▶ **EXERCISE DETAILS**: Keep only the lines of the listing that include the word "nagy", and copy them.
--- Start of ENTRIES SHOWN ---
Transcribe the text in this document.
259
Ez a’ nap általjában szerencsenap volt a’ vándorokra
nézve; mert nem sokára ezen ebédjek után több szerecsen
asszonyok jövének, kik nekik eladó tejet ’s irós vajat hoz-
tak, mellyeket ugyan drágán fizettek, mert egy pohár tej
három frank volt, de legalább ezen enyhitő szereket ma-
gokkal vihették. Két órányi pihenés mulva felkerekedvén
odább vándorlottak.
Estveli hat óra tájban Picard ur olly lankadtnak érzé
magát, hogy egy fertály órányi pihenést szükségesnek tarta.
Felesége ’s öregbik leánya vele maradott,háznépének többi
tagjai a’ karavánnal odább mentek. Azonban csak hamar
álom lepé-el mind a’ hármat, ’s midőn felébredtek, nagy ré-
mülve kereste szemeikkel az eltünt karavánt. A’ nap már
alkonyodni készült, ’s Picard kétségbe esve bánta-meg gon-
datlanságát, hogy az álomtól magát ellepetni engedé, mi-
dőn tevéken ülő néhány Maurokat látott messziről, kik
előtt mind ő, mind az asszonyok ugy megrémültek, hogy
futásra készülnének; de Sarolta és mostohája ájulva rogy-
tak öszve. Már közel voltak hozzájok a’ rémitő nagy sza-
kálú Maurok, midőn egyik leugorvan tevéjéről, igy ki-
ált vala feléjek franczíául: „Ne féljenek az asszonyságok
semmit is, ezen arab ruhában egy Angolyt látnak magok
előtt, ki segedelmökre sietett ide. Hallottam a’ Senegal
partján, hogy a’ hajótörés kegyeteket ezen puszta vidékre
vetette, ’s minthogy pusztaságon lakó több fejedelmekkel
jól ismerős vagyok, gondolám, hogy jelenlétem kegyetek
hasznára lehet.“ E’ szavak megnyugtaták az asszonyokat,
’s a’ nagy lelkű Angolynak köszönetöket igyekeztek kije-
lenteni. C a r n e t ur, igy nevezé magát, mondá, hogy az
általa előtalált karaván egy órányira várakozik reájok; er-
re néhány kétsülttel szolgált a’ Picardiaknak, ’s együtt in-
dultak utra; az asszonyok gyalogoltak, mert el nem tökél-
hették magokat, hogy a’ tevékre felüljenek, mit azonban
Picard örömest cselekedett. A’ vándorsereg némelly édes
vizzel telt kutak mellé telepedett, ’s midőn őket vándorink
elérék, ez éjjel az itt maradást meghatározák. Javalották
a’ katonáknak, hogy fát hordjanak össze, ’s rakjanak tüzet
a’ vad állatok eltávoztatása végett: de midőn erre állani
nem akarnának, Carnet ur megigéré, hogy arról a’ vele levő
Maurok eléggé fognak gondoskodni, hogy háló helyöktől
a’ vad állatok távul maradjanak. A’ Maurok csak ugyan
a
--- End of ENTRIES SHOWN ---
▶ **EXPECTED OUTPUT**:
álom lepé-el mind a’ hármat, ’s midőn felébredtek, nagy ré-
tak öszve. Már közel voltak hozzájok a’ rémitő nagy sza-
’s a’ nagy lelkű Angolynak köszönetöket igyekeztek kije-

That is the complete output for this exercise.